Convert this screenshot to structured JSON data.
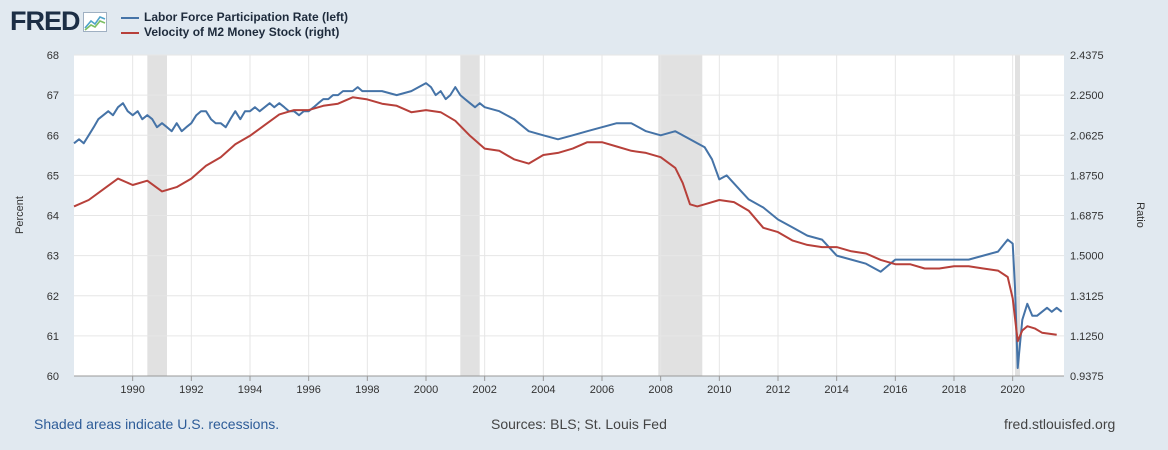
{
  "logo": {
    "text": "FRED"
  },
  "footer": {
    "note": "Shaded areas indicate U.S. recessions.",
    "sources": "Sources: BLS; St. Louis Fed",
    "site": "fred.stlouisfed.org"
  },
  "colors": {
    "lfpr": "#4573a7",
    "velocity": "#b7403a",
    "recession": "#e1e1e1",
    "background": "#e1e9f0"
  },
  "chart_data": {
    "type": "line",
    "title": "",
    "xlabel": "",
    "ylabel_left": "Percent",
    "ylabel_right": "Ratio",
    "xlim": [
      1988.0,
      2021.75
    ],
    "ylim_left": [
      60,
      68
    ],
    "ylim_right": [
      0.9375,
      2.4375
    ],
    "x_ticks": [
      1990,
      1992,
      1994,
      1996,
      1998,
      2000,
      2002,
      2004,
      2006,
      2008,
      2010,
      2012,
      2014,
      2016,
      2018,
      2020
    ],
    "y_ticks_left": [
      "60",
      "61",
      "62",
      "63",
      "64",
      "65",
      "66",
      "67",
      "68"
    ],
    "y_ticks_right": [
      "0.9375",
      "1.1250",
      "1.3125",
      "1.5000",
      "1.6875",
      "1.8750",
      "2.0625",
      "2.2500",
      "2.4375"
    ],
    "grid": true,
    "legend_position": "top-left",
    "recessions": [
      [
        1990.5,
        1991.17
      ],
      [
        2001.17,
        2001.83
      ],
      [
        2007.92,
        2009.42
      ],
      [
        2020.08,
        2020.25
      ]
    ],
    "series": [
      {
        "name": "Labor Force Participation Rate (left)",
        "axis": "left",
        "color": "#4573a7",
        "x": [
          1988.0,
          1988.17,
          1988.33,
          1988.5,
          1988.67,
          1988.83,
          1989.0,
          1989.17,
          1989.33,
          1989.5,
          1989.67,
          1989.83,
          1990.0,
          1990.17,
          1990.33,
          1990.5,
          1990.67,
          1990.83,
          1991.0,
          1991.17,
          1991.33,
          1991.5,
          1991.67,
          1991.83,
          1992.0,
          1992.17,
          1992.33,
          1992.5,
          1992.67,
          1992.83,
          1993.0,
          1993.17,
          1993.33,
          1993.5,
          1993.67,
          1993.83,
          1994.0,
          1994.17,
          1994.33,
          1994.5,
          1994.67,
          1994.83,
          1995.0,
          1995.17,
          1995.33,
          1995.5,
          1995.67,
          1995.83,
          1996.0,
          1996.17,
          1996.33,
          1996.5,
          1996.67,
          1996.83,
          1997.0,
          1997.17,
          1997.33,
          1997.5,
          1997.67,
          1997.83,
          1998.0,
          1998.5,
          1999.0,
          1999.5,
          2000.0,
          2000.17,
          2000.33,
          2000.5,
          2000.67,
          2000.83,
          2001.0,
          2001.17,
          2001.33,
          2001.5,
          2001.67,
          2001.83,
          2002.0,
          2002.5,
          2003.0,
          2003.5,
          2004.0,
          2004.5,
          2005.0,
          2005.5,
          2006.0,
          2006.5,
          2007.0,
          2007.5,
          2008.0,
          2008.5,
          2009.0,
          2009.25,
          2009.5,
          2009.75,
          2010.0,
          2010.25,
          2010.5,
          2010.75,
          2011.0,
          2011.5,
          2012.0,
          2012.5,
          2013.0,
          2013.5,
          2014.0,
          2014.5,
          2015.0,
          2015.5,
          2016.0,
          2016.5,
          2017.0,
          2017.5,
          2018.0,
          2018.5,
          2019.0,
          2019.5,
          2019.83,
          2020.0,
          2020.08,
          2020.17,
          2020.25,
          2020.33,
          2020.5,
          2020.67,
          2020.83,
          2021.0,
          2021.17,
          2021.33,
          2021.5,
          2021.67
        ],
        "values": [
          65.8,
          65.9,
          65.8,
          66.0,
          66.2,
          66.4,
          66.5,
          66.6,
          66.5,
          66.7,
          66.8,
          66.6,
          66.5,
          66.6,
          66.4,
          66.5,
          66.4,
          66.2,
          66.3,
          66.2,
          66.1,
          66.3,
          66.1,
          66.2,
          66.3,
          66.5,
          66.6,
          66.6,
          66.4,
          66.3,
          66.3,
          66.2,
          66.4,
          66.6,
          66.4,
          66.6,
          66.6,
          66.7,
          66.6,
          66.7,
          66.8,
          66.7,
          66.8,
          66.7,
          66.6,
          66.6,
          66.5,
          66.6,
          66.6,
          66.7,
          66.8,
          66.9,
          66.9,
          67.0,
          67.0,
          67.1,
          67.1,
          67.1,
          67.2,
          67.1,
          67.1,
          67.1,
          67.0,
          67.1,
          67.3,
          67.2,
          67.0,
          67.1,
          66.9,
          67.0,
          67.2,
          67.0,
          66.9,
          66.8,
          66.7,
          66.8,
          66.7,
          66.6,
          66.4,
          66.1,
          66.0,
          65.9,
          66.0,
          66.1,
          66.2,
          66.3,
          66.3,
          66.1,
          66.0,
          66.1,
          65.9,
          65.8,
          65.7,
          65.4,
          64.9,
          65.0,
          64.8,
          64.6,
          64.4,
          64.2,
          63.9,
          63.7,
          63.5,
          63.4,
          63.0,
          62.9,
          62.8,
          62.6,
          62.9,
          62.9,
          62.9,
          62.9,
          62.9,
          62.9,
          63.0,
          63.1,
          63.4,
          63.3,
          62.2,
          60.2,
          60.8,
          61.4,
          61.8,
          61.5,
          61.5,
          61.6,
          61.7,
          61.6,
          61.7,
          61.6
        ],
        "value_mask": null
      },
      {
        "name": "Velocity of M2 Money Stock (right)",
        "axis": "right",
        "color": "#b7403a",
        "x": [
          1988.0,
          1988.5,
          1989.0,
          1989.5,
          1990.0,
          1990.5,
          1991.0,
          1991.5,
          1992.0,
          1992.5,
          1993.0,
          1993.5,
          1994.0,
          1994.5,
          1995.0,
          1995.5,
          1996.0,
          1996.5,
          1997.0,
          1997.5,
          1998.0,
          1998.5,
          1999.0,
          1999.5,
          2000.0,
          2000.5,
          2001.0,
          2001.5,
          2002.0,
          2002.5,
          2003.0,
          2003.5,
          2004.0,
          2004.5,
          2005.0,
          2005.5,
          2006.0,
          2006.5,
          2007.0,
          2007.5,
          2008.0,
          2008.5,
          2008.75,
          2009.0,
          2009.25,
          2009.5,
          2010.0,
          2010.5,
          2011.0,
          2011.5,
          2012.0,
          2012.5,
          2013.0,
          2013.5,
          2014.0,
          2014.5,
          2015.0,
          2015.5,
          2016.0,
          2016.5,
          2017.0,
          2017.5,
          2018.0,
          2018.5,
          2019.0,
          2019.5,
          2019.83,
          2020.0,
          2020.17,
          2020.33,
          2020.5,
          2020.75,
          2021.0,
          2021.5
        ],
        "values": [
          1.73,
          1.76,
          1.81,
          1.86,
          1.83,
          1.85,
          1.8,
          1.82,
          1.86,
          1.92,
          1.96,
          2.02,
          2.06,
          2.11,
          2.16,
          2.18,
          2.18,
          2.2,
          2.21,
          2.24,
          2.23,
          2.21,
          2.2,
          2.17,
          2.18,
          2.17,
          2.13,
          2.06,
          2.0,
          1.99,
          1.95,
          1.93,
          1.97,
          1.98,
          2.0,
          2.03,
          2.03,
          2.01,
          1.99,
          1.98,
          1.96,
          1.91,
          1.84,
          1.74,
          1.73,
          1.74,
          1.76,
          1.75,
          1.71,
          1.63,
          1.61,
          1.57,
          1.55,
          1.54,
          1.54,
          1.52,
          1.51,
          1.48,
          1.46,
          1.46,
          1.44,
          1.44,
          1.45,
          1.45,
          1.44,
          1.43,
          1.4,
          1.3,
          1.1,
          1.15,
          1.17,
          1.16,
          1.14,
          1.13
        ]
      }
    ]
  }
}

————————

* **Task requirements**:
Transcribe all of the entries word for word, but skip any pictures they contain.

* **Written answer**:
Convert this screenshot to structured JSON data.
{
  "logo": {
    "text": "FRED"
  },
  "footer": {
    "note": "Shaded areas indicate U.S. recessions.",
    "sources": "Sources: BLS; St. Louis Fed",
    "site": "fred.stlouisfed.org"
  },
  "colors": {
    "lfpr": "#4573a7",
    "velocity": "#b7403a",
    "recession": "#e1e1e1",
    "background": "#e1e9f0"
  },
  "chart_data": {
    "type": "line",
    "title": "",
    "xlabel": "",
    "ylabel_left": "Percent",
    "ylabel_right": "Ratio",
    "xlim": [
      1988.0,
      2021.75
    ],
    "ylim_left": [
      60,
      68
    ],
    "ylim_right": [
      0.9375,
      2.4375
    ],
    "x_ticks": [
      1990,
      1992,
      1994,
      1996,
      1998,
      2000,
      2002,
      2004,
      2006,
      2008,
      2010,
      2012,
      2014,
      2016,
      2018,
      2020
    ],
    "y_ticks_left": [
      "60",
      "61",
      "62",
      "63",
      "64",
      "65",
      "66",
      "67",
      "68"
    ],
    "y_ticks_right": [
      "0.9375",
      "1.1250",
      "1.3125",
      "1.5000",
      "1.6875",
      "1.8750",
      "2.0625",
      "2.2500",
      "2.4375"
    ],
    "grid": true,
    "legend_position": "top-left",
    "recessions": [
      [
        1990.5,
        1991.17
      ],
      [
        2001.17,
        2001.83
      ],
      [
        2007.92,
        2009.42
      ],
      [
        2020.08,
        2020.25
      ]
    ],
    "series": [
      {
        "name": "Labor Force Participation Rate (left)",
        "axis": "left",
        "color": "#4573a7",
        "x": [
          1988.0,
          1988.17,
          1988.33,
          1988.5,
          1988.67,
          1988.83,
          1989.0,
          1989.17,
          1989.33,
          1989.5,
          1989.67,
          1989.83,
          1990.0,
          1990.17,
          1990.33,
          1990.5,
          1990.67,
          1990.83,
          1991.0,
          1991.17,
          1991.33,
          1991.5,
          1991.67,
          1991.83,
          1992.0,
          1992.17,
          1992.33,
          1992.5,
          1992.67,
          1992.83,
          1993.0,
          1993.17,
          1993.33,
          1993.5,
          1993.67,
          1993.83,
          1994.0,
          1994.17,
          1994.33,
          1994.5,
          1994.67,
          1994.83,
          1995.0,
          1995.17,
          1995.33,
          1995.5,
          1995.67,
          1995.83,
          1996.0,
          1996.17,
          1996.33,
          1996.5,
          1996.67,
          1996.83,
          1997.0,
          1997.17,
          1997.33,
          1997.5,
          1997.67,
          1997.83,
          1998.0,
          1998.5,
          1999.0,
          1999.5,
          2000.0,
          2000.17,
          2000.33,
          2000.5,
          2000.67,
          2000.83,
          2001.0,
          2001.17,
          2001.33,
          2001.5,
          2001.67,
          2001.83,
          2002.0,
          2002.5,
          2003.0,
          2003.5,
          2004.0,
          2004.5,
          2005.0,
          2005.5,
          2006.0,
          2006.5,
          2007.0,
          2007.5,
          2008.0,
          2008.5,
          2009.0,
          2009.25,
          2009.5,
          2009.75,
          2010.0,
          2010.25,
          2010.5,
          2010.75,
          2011.0,
          2011.5,
          2012.0,
          2012.5,
          2013.0,
          2013.5,
          2014.0,
          2014.5,
          2015.0,
          2015.5,
          2016.0,
          2016.5,
          2017.0,
          2017.5,
          2018.0,
          2018.5,
          2019.0,
          2019.5,
          2019.83,
          2020.0,
          2020.08,
          2020.17,
          2020.25,
          2020.33,
          2020.5,
          2020.67,
          2020.83,
          2021.0,
          2021.17,
          2021.33,
          2021.5,
          2021.67
        ],
        "values": [
          65.8,
          65.9,
          65.8,
          66.0,
          66.2,
          66.4,
          66.5,
          66.6,
          66.5,
          66.7,
          66.8,
          66.6,
          66.5,
          66.6,
          66.4,
          66.5,
          66.4,
          66.2,
          66.3,
          66.2,
          66.1,
          66.3,
          66.1,
          66.2,
          66.3,
          66.5,
          66.6,
          66.6,
          66.4,
          66.3,
          66.3,
          66.2,
          66.4,
          66.6,
          66.4,
          66.6,
          66.6,
          66.7,
          66.6,
          66.7,
          66.8,
          66.7,
          66.8,
          66.7,
          66.6,
          66.6,
          66.5,
          66.6,
          66.6,
          66.7,
          66.8,
          66.9,
          66.9,
          67.0,
          67.0,
          67.1,
          67.1,
          67.1,
          67.2,
          67.1,
          67.1,
          67.1,
          67.0,
          67.1,
          67.3,
          67.2,
          67.0,
          67.1,
          66.9,
          67.0,
          67.2,
          67.0,
          66.9,
          66.8,
          66.7,
          66.8,
          66.7,
          66.6,
          66.4,
          66.1,
          66.0,
          65.9,
          66.0,
          66.1,
          66.2,
          66.3,
          66.3,
          66.1,
          66.0,
          66.1,
          65.9,
          65.8,
          65.7,
          65.4,
          64.9,
          65.0,
          64.8,
          64.6,
          64.4,
          64.2,
          63.9,
          63.7,
          63.5,
          63.4,
          63.0,
          62.9,
          62.8,
          62.6,
          62.9,
          62.9,
          62.9,
          62.9,
          62.9,
          62.9,
          63.0,
          63.1,
          63.4,
          63.3,
          62.2,
          60.2,
          60.8,
          61.4,
          61.8,
          61.5,
          61.5,
          61.6,
          61.7,
          61.6,
          61.7,
          61.6
        ],
        "value_mask": null
      },
      {
        "name": "Velocity of M2 Money Stock (right)",
        "axis": "right",
        "color": "#b7403a",
        "x": [
          1988.0,
          1988.5,
          1989.0,
          1989.5,
          1990.0,
          1990.5,
          1991.0,
          1991.5,
          1992.0,
          1992.5,
          1993.0,
          1993.5,
          1994.0,
          1994.5,
          1995.0,
          1995.5,
          1996.0,
          1996.5,
          1997.0,
          1997.5,
          1998.0,
          1998.5,
          1999.0,
          1999.5,
          2000.0,
          2000.5,
          2001.0,
          2001.5,
          2002.0,
          2002.5,
          2003.0,
          2003.5,
          2004.0,
          2004.5,
          2005.0,
          2005.5,
          2006.0,
          2006.5,
          2007.0,
          2007.5,
          2008.0,
          2008.5,
          2008.75,
          2009.0,
          2009.25,
          2009.5,
          2010.0,
          2010.5,
          2011.0,
          2011.5,
          2012.0,
          2012.5,
          2013.0,
          2013.5,
          2014.0,
          2014.5,
          2015.0,
          2015.5,
          2016.0,
          2016.5,
          2017.0,
          2017.5,
          2018.0,
          2018.5,
          2019.0,
          2019.5,
          2019.83,
          2020.0,
          2020.17,
          2020.33,
          2020.5,
          2020.75,
          2021.0,
          2021.5
        ],
        "values": [
          1.73,
          1.76,
          1.81,
          1.86,
          1.83,
          1.85,
          1.8,
          1.82,
          1.86,
          1.92,
          1.96,
          2.02,
          2.06,
          2.11,
          2.16,
          2.18,
          2.18,
          2.2,
          2.21,
          2.24,
          2.23,
          2.21,
          2.2,
          2.17,
          2.18,
          2.17,
          2.13,
          2.06,
          2.0,
          1.99,
          1.95,
          1.93,
          1.97,
          1.98,
          2.0,
          2.03,
          2.03,
          2.01,
          1.99,
          1.98,
          1.96,
          1.91,
          1.84,
          1.74,
          1.73,
          1.74,
          1.76,
          1.75,
          1.71,
          1.63,
          1.61,
          1.57,
          1.55,
          1.54,
          1.54,
          1.52,
          1.51,
          1.48,
          1.46,
          1.46,
          1.44,
          1.44,
          1.45,
          1.45,
          1.44,
          1.43,
          1.4,
          1.3,
          1.1,
          1.15,
          1.17,
          1.16,
          1.14,
          1.13
        ]
      }
    ]
  }
}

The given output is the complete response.